**Given task**: Using the data below, gather each line that includes the word "Score".

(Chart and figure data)
——————

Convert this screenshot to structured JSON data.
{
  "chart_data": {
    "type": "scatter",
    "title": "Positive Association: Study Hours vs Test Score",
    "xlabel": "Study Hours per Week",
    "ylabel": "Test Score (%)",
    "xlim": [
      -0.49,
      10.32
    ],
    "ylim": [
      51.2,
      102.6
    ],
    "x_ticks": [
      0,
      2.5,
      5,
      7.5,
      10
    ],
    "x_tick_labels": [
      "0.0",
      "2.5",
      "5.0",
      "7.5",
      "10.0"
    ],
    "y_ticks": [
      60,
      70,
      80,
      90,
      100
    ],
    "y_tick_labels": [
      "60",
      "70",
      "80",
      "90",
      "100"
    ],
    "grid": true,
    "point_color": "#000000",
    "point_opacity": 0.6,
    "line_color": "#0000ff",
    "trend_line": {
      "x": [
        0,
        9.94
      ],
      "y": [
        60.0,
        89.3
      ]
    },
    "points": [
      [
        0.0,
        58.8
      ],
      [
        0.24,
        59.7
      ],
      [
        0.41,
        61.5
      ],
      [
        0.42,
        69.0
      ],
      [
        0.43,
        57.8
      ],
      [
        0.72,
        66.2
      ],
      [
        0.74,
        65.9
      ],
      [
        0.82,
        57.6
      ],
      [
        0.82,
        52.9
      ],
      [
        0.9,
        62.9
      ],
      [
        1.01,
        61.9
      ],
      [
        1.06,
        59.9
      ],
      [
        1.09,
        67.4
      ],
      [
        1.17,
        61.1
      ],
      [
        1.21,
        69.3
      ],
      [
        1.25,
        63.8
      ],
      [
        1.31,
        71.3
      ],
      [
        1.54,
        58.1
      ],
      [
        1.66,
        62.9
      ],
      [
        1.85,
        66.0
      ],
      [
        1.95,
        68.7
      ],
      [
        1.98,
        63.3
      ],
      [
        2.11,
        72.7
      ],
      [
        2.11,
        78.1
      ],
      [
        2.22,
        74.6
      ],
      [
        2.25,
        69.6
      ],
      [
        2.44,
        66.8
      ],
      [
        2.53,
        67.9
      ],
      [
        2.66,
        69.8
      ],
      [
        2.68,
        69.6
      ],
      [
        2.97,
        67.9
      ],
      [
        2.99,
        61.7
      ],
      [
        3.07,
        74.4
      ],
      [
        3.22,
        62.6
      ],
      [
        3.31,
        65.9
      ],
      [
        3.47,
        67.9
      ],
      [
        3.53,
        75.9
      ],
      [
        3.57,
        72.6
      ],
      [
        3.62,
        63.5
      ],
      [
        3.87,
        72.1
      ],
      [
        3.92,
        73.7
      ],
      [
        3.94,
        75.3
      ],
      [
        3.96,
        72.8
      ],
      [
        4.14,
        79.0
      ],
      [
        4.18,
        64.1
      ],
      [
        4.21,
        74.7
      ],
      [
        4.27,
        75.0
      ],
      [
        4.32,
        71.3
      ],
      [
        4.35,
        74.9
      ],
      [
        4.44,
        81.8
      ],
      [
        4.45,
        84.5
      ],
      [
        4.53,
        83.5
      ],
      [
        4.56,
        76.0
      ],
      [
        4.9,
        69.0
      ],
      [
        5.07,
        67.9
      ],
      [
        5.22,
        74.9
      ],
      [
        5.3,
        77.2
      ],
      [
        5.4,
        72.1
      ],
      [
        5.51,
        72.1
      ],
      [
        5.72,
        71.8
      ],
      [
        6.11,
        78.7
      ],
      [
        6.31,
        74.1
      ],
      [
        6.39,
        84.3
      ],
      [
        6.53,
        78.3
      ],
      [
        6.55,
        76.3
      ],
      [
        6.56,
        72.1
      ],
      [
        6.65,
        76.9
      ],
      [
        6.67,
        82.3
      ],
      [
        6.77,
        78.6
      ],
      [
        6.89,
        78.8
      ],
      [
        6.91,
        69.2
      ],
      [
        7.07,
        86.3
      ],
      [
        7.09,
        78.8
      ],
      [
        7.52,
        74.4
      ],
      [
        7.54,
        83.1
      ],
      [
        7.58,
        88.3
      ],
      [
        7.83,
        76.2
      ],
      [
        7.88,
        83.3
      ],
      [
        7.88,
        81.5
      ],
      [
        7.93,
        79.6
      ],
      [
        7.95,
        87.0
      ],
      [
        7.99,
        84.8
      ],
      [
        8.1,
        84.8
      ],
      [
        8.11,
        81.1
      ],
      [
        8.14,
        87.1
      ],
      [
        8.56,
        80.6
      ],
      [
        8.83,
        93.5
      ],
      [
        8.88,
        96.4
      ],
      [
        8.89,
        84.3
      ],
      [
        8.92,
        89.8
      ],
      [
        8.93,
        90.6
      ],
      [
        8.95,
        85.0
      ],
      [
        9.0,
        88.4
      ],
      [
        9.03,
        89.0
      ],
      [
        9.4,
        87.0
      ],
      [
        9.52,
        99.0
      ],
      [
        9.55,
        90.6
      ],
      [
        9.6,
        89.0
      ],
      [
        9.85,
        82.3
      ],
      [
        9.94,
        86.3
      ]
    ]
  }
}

——————

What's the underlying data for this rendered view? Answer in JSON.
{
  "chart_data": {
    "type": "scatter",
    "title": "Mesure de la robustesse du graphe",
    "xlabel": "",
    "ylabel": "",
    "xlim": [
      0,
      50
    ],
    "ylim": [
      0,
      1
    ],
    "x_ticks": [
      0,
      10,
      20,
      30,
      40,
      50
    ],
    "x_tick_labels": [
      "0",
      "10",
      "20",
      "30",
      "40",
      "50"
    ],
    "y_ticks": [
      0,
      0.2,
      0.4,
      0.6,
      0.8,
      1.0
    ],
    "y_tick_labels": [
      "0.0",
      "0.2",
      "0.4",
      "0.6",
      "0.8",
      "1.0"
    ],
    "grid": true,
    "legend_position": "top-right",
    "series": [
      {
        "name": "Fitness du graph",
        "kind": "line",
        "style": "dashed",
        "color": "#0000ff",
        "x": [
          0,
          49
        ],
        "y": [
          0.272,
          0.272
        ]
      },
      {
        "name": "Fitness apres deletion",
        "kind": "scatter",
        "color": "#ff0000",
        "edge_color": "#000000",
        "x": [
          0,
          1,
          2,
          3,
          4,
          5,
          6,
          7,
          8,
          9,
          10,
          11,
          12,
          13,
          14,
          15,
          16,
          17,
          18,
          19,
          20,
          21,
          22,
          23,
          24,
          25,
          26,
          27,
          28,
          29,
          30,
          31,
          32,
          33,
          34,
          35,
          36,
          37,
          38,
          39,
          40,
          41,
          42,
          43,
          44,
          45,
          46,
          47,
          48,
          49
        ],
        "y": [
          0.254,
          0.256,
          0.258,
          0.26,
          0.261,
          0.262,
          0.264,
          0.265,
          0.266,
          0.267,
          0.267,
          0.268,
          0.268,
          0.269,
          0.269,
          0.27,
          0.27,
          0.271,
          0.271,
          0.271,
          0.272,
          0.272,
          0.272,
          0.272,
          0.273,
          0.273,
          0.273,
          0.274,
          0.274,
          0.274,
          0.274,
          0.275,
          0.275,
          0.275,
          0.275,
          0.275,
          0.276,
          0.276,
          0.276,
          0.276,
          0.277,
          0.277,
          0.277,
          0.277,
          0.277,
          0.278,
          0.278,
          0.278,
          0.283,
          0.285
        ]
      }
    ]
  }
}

——————

**Written solution**:
    "title": "Positive Association: Study Hours vs Test Score",
    "ylabel": "Test Score (%)",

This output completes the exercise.